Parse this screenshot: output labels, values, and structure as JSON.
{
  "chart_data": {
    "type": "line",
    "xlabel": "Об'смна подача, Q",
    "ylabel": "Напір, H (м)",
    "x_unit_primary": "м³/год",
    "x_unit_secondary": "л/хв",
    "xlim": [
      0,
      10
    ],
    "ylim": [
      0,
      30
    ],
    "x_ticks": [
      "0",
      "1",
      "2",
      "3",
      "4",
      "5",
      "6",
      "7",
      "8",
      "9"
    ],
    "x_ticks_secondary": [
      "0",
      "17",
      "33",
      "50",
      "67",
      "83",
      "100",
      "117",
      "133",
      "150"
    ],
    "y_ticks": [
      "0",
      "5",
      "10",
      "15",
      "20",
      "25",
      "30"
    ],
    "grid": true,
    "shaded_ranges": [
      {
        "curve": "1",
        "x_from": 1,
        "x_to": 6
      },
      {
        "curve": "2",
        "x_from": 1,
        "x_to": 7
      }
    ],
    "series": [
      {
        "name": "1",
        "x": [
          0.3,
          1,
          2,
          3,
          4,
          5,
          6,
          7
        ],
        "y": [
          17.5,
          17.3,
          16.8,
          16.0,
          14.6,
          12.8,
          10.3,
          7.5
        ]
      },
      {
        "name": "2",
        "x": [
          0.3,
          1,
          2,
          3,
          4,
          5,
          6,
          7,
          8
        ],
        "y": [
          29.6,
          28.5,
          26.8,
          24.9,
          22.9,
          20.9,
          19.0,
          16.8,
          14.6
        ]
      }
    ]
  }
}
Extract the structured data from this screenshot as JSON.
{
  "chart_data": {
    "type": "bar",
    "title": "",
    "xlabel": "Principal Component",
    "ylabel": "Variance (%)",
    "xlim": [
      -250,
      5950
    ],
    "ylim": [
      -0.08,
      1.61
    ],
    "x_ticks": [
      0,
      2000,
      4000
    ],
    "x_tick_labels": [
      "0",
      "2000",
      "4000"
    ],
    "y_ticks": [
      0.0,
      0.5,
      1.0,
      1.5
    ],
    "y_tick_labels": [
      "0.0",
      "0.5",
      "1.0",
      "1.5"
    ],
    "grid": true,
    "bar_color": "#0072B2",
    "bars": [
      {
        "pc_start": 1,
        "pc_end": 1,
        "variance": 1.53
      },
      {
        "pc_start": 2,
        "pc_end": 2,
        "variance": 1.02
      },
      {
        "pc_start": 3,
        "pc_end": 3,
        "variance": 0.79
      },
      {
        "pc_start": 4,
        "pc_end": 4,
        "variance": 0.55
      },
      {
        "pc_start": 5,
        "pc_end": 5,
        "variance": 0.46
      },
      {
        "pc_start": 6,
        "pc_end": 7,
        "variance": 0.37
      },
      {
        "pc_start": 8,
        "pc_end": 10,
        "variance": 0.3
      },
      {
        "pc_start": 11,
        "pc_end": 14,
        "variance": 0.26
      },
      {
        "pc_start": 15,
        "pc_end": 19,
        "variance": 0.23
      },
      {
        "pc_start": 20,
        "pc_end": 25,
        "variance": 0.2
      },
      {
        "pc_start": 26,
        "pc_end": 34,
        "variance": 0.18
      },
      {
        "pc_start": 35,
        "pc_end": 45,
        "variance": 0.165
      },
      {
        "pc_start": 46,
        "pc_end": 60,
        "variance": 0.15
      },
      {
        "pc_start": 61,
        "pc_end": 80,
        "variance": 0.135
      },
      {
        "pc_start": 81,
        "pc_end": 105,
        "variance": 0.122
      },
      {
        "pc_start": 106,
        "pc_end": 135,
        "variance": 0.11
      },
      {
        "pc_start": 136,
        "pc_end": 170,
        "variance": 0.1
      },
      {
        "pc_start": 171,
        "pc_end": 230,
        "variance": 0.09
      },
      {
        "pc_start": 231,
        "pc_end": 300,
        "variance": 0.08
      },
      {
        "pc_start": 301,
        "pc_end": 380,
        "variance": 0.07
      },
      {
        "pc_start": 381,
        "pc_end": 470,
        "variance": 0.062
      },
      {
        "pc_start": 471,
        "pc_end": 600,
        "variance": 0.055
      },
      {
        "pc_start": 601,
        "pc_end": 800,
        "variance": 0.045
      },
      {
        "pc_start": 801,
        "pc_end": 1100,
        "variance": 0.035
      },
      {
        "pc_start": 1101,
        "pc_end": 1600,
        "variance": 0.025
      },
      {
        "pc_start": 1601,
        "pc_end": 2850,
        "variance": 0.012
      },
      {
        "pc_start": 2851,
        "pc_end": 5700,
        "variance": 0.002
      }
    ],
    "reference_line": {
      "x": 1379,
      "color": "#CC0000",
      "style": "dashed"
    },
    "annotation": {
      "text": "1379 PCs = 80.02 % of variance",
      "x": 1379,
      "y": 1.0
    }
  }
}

^^^^^^^^^^^^^^^^

Retype the records above exactly.

Parse this screenshot: output labels, values, and structure as JSON.
{
  "chart_data": {
    "type": "line",
    "xlabel": "Об'смна подача, Q",
    "ylabel": "Напір, H (м)",
    "x_unit_primary": "м³/год",
    "x_unit_secondary": "л/хв",
    "xlim": [
      0,
      10
    ],
    "ylim": [
      0,
      30
    ],
    "x_ticks": [
      "0",
      "1",
      "2",
      "3",
      "4",
      "5",
      "6",
      "7",
      "8",
      "9"
    ],
    "x_ticks_secondary": [
      "0",
      "17",
      "33",
      "50",
      "67",
      "83",
      "100",
      "117",
      "133",
      "150"
    ],
    "y_ticks": [
      "0",
      "5",
      "10",
      "15",
      "20",
      "25",
      "30"
    ],
    "grid": true,
    "shaded_ranges": [
      {
        "curve": "1",
        "x_from": 1,
        "x_to": 6
      },
      {
        "curve": "2",
        "x_from": 1,
        "x_to": 7
      }
    ],
    "series": [
      {
        "name": "1",
        "x": [
          0.3,
          1,
          2,
          3,
          4,
          5,
          6,
          7
        ],
        "y": [
          17.5,
          17.3,
          16.8,
          16.0,
          14.6,
          12.8,
          10.3,
          7.5
        ]
      },
      {
        "name": "2",
        "x": [
          0.3,
          1,
          2,
          3,
          4,
          5,
          6,
          7,
          8
        ],
        "y": [
          29.6,
          28.5,
          26.8,
          24.9,
          22.9,
          20.9,
          19.0,
          16.8,
          14.6
        ]
      }
    ]
  }
}
Extract the structured data from this screenshot as JSON.
{
  "chart_data": {
    "type": "bar",
    "title": "",
    "xlabel": "Principal Component",
    "ylabel": "Variance (%)",
    "xlim": [
      -250,
      5950
    ],
    "ylim": [
      -0.08,
      1.61
    ],
    "x_ticks": [
      0,
      2000,
      4000
    ],
    "x_tick_labels": [
      "0",
      "2000",
      "4000"
    ],
    "y_ticks": [
      0.0,
      0.5,
      1.0,
      1.5
    ],
    "y_tick_labels": [
      "0.0",
      "0.5",
      "1.0",
      "1.5"
    ],
    "grid": true,
    "bar_color": "#0072B2",
    "bars": [
      {
        "pc_start": 1,
        "pc_end": 1,
        "variance": 1.53
      },
      {
        "pc_start": 2,
        "pc_end": 2,
        "variance": 1.02
      },
      {
        "pc_start": 3,
        "pc_end": 3,
        "variance": 0.79
      },
      {
        "pc_start": 4,
        "pc_end": 4,
        "variance": 0.55
      },
      {
        "pc_start": 5,
        "pc_end": 5,
        "variance": 0.46
      },
      {
        "pc_start": 6,
        "pc_end": 7,
        "variance": 0.37
      },
      {
        "pc_start": 8,
        "pc_end": 10,
        "variance": 0.3
      },
      {
        "pc_start": 11,
        "pc_end": 14,
        "variance": 0.26
      },
      {
        "pc_start": 15,
        "pc_end": 19,
        "variance": 0.23
      },
      {
        "pc_start": 20,
        "pc_end": 25,
        "variance": 0.2
      },
      {
        "pc_start": 26,
        "pc_end": 34,
        "variance": 0.18
      },
      {
        "pc_start": 35,
        "pc_end": 45,
        "variance": 0.165
      },
      {
        "pc_start": 46,
        "pc_end": 60,
        "variance": 0.15
      },
      {
        "pc_start": 61,
        "pc_end": 80,
        "variance": 0.135
      },
      {
        "pc_start": 81,
        "pc_end": 105,
        "variance": 0.122
      },
      {
        "pc_start": 106,
        "pc_end": 135,
        "variance": 0.11
      },
      {
        "pc_start": 136,
        "pc_end": 170,
        "variance": 0.1
      },
      {
        "pc_start": 171,
        "pc_end": 230,
        "variance": 0.09
      },
      {
        "pc_start": 231,
        "pc_end": 300,
        "variance": 0.08
      },
      {
        "pc_start": 301,
        "pc_end": 380,
        "variance": 0.07
      },
      {
        "pc_start": 381,
        "pc_end": 470,
        "variance": 0.062
      },
      {
        "pc_start": 471,
        "pc_end": 600,
        "variance": 0.055
      },
      {
        "pc_start": 601,
        "pc_end": 800,
        "variance": 0.045
      },
      {
        "pc_start": 801,
        "pc_end": 1100,
        "variance": 0.035
      },
      {
        "pc_start": 1101,
        "pc_end": 1600,
        "variance": 0.025
      },
      {
        "pc_start": 1601,
        "pc_end": 2850,
        "variance": 0.012
      },
      {
        "pc_start": 2851,
        "pc_end": 5700,
        "variance": 0.002
      }
    ],
    "reference_line": {
      "x": 1379,
      "color": "#CC0000",
      "style": "dashed"
    },
    "annotation": {
      "text": "1379 PCs = 80.02 % of variance",
      "x": 1379,
      "y": 1.0
    }
  }
}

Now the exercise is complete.